» **Problem description**:
Tally the lines that hold the word "Doppler" and reply with that figure only.

» **Records to use**:
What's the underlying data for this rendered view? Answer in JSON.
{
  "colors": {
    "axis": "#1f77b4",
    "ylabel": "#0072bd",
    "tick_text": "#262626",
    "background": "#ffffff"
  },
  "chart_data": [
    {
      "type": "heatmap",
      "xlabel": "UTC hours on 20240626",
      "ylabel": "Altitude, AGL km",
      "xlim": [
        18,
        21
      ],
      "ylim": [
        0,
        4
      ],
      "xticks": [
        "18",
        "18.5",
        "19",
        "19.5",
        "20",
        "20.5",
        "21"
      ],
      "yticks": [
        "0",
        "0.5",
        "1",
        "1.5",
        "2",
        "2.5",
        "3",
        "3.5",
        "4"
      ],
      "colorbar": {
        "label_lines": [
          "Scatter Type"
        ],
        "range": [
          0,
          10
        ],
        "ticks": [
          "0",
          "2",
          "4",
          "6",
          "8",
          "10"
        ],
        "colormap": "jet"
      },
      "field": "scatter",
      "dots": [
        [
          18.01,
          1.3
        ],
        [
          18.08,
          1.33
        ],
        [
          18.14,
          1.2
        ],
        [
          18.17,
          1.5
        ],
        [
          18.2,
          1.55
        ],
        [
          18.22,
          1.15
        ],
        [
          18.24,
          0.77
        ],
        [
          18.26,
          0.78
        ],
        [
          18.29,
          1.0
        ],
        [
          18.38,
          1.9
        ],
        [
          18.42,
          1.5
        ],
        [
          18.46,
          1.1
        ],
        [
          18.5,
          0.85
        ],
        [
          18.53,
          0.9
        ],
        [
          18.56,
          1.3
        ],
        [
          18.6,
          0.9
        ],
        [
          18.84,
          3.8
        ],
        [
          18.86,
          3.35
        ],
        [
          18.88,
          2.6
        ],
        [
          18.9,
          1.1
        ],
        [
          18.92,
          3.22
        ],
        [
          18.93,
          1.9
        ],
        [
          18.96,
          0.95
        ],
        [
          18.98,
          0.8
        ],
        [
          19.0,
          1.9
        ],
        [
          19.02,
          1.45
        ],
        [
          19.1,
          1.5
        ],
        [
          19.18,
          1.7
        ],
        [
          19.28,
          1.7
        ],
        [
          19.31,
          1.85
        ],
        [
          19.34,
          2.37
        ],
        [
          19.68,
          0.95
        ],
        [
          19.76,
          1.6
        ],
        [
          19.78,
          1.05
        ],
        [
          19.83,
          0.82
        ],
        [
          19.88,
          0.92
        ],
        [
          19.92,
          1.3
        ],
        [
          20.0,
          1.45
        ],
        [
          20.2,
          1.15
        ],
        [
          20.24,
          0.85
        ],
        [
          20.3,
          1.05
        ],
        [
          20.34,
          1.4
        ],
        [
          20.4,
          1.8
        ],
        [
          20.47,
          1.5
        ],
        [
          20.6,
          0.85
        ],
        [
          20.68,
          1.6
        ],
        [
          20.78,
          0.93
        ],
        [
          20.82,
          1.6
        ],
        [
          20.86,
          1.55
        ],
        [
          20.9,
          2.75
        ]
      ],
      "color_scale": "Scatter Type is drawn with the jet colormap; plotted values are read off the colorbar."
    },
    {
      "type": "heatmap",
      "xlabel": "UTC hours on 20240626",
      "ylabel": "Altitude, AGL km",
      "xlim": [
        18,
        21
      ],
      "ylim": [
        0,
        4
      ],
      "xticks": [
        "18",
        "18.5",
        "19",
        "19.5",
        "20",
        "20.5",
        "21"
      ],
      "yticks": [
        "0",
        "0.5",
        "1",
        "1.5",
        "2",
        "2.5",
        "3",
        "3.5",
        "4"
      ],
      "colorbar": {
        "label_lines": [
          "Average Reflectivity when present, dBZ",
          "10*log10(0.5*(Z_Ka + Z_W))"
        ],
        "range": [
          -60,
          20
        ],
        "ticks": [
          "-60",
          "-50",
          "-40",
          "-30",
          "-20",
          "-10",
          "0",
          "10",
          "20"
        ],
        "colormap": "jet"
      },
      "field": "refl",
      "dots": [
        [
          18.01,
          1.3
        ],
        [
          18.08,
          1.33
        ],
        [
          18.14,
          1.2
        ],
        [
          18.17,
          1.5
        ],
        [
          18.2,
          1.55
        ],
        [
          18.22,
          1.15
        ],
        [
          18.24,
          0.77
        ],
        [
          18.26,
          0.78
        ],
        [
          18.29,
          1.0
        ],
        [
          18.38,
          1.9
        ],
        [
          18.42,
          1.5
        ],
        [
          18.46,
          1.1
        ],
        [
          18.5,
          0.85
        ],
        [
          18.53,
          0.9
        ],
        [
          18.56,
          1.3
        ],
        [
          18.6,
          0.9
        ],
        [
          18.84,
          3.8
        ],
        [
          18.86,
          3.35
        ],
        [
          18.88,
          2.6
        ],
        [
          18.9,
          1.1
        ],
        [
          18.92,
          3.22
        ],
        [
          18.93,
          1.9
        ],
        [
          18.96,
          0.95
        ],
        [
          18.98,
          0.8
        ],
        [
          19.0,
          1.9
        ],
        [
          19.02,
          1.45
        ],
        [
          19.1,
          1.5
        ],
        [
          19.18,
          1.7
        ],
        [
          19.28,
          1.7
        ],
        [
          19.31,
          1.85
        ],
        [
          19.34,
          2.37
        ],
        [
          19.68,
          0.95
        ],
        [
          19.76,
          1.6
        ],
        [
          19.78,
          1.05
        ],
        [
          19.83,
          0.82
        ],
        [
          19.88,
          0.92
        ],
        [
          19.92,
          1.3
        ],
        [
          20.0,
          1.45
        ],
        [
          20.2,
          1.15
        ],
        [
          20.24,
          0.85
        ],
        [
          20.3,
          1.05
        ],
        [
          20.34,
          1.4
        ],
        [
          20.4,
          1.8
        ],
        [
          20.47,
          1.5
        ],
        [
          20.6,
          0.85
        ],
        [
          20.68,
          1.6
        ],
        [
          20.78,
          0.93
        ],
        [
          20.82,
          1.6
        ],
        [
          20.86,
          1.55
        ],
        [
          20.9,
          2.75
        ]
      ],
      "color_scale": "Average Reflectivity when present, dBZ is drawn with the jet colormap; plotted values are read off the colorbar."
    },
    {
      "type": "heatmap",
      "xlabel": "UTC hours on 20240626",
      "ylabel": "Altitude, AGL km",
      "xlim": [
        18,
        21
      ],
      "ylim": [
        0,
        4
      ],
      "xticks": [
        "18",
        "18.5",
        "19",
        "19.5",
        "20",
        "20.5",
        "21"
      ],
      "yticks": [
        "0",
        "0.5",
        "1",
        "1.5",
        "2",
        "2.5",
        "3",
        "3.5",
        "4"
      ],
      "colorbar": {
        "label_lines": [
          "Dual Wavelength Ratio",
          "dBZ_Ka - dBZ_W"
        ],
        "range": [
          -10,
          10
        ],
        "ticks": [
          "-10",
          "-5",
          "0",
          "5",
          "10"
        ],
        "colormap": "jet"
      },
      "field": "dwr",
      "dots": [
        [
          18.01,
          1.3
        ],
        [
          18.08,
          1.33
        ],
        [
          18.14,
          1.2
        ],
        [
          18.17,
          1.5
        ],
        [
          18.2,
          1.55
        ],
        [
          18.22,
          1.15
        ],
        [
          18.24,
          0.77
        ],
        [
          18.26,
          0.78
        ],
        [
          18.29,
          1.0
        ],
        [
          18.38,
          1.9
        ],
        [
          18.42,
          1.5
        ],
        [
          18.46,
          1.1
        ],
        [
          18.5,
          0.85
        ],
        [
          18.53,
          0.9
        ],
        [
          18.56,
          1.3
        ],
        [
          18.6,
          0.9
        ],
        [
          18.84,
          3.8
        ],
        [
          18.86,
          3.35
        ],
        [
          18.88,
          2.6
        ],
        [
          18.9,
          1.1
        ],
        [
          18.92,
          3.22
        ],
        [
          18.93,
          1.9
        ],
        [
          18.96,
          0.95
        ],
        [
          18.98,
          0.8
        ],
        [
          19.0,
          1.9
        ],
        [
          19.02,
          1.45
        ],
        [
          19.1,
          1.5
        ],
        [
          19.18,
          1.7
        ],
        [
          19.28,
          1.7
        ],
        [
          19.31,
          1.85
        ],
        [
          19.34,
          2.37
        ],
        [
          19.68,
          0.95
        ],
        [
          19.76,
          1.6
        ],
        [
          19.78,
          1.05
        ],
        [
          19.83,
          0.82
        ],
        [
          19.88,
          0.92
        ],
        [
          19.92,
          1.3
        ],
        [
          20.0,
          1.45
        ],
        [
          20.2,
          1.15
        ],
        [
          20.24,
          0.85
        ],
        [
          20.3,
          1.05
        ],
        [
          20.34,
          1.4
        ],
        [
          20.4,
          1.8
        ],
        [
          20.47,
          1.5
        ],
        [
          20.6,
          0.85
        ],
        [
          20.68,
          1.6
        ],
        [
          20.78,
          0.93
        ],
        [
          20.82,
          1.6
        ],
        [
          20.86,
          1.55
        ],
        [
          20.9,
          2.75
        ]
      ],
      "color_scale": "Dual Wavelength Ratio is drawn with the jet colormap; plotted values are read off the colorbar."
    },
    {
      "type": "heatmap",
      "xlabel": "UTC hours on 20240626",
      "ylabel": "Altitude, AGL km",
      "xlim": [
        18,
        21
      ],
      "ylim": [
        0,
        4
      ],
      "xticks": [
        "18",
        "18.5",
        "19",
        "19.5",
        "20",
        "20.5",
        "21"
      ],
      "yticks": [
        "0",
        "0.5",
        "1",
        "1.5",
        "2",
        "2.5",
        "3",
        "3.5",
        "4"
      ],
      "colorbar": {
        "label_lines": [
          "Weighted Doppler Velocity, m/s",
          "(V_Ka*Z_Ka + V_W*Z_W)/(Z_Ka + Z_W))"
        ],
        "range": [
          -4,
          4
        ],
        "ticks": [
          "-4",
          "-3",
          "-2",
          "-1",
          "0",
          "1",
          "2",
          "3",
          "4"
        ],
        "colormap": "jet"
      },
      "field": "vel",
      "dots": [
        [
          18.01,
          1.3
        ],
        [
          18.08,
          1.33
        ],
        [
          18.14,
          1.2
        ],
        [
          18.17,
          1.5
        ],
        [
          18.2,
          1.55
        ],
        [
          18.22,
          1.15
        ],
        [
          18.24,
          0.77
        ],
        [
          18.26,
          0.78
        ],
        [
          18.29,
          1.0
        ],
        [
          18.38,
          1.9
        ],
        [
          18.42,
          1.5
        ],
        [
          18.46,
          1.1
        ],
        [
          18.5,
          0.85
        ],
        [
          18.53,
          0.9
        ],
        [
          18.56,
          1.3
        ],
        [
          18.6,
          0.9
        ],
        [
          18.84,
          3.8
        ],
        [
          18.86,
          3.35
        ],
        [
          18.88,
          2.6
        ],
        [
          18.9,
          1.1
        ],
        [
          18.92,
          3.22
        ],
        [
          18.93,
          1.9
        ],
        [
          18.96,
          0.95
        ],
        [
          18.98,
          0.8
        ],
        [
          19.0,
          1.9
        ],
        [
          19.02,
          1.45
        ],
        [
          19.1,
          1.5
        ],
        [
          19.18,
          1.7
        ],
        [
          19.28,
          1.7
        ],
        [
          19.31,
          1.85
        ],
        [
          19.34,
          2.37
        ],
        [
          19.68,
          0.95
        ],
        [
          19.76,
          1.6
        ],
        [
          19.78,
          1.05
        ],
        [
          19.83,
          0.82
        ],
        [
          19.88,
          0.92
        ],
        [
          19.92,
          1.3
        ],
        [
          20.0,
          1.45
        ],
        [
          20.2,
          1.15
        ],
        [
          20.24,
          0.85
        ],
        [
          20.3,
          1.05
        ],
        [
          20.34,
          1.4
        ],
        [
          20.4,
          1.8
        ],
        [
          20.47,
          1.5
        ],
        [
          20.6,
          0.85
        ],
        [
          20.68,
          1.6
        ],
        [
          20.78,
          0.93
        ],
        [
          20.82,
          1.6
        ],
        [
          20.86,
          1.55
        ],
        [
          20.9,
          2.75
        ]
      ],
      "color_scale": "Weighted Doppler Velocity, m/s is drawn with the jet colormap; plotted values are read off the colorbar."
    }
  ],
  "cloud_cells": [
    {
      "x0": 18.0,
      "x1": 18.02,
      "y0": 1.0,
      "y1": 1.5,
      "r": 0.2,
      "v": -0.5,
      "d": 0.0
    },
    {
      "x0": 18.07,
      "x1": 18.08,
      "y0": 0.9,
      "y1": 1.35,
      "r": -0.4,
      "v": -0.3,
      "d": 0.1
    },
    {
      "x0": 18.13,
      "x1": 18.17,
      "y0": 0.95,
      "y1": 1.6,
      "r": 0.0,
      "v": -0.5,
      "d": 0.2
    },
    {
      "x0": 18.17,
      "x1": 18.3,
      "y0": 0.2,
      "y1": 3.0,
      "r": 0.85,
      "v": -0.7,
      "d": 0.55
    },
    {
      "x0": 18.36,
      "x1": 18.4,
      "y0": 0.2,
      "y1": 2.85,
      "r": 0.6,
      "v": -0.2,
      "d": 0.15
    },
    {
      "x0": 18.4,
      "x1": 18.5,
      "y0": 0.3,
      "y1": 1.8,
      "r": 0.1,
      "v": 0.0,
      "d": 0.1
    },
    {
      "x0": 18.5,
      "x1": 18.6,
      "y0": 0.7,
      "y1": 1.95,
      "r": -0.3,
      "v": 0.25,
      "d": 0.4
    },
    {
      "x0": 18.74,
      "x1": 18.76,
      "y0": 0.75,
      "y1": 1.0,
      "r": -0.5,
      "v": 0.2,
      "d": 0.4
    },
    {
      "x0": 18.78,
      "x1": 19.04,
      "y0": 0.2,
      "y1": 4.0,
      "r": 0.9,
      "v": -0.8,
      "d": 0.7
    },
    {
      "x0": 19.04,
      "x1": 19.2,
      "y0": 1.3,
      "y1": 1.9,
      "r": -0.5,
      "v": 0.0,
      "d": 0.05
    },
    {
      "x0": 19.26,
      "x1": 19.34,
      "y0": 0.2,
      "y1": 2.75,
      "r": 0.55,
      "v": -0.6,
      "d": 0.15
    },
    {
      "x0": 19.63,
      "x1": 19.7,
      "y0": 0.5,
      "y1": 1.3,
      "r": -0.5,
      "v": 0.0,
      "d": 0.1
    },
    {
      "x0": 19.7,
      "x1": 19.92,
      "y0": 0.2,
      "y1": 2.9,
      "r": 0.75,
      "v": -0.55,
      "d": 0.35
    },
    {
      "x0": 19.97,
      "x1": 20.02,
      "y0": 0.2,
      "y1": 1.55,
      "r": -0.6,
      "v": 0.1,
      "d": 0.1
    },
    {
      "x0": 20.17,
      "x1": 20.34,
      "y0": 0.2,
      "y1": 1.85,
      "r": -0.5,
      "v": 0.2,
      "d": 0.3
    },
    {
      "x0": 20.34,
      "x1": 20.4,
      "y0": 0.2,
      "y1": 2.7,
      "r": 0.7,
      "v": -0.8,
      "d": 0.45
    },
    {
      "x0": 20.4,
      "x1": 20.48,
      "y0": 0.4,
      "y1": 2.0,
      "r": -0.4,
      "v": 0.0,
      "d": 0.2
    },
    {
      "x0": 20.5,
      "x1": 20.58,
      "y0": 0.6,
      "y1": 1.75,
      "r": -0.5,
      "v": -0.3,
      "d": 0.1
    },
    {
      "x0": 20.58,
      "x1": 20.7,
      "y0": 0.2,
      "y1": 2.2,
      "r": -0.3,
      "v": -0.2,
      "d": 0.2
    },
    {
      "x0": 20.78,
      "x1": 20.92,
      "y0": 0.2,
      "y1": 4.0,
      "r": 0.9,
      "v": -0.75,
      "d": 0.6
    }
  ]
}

» **The result**:
2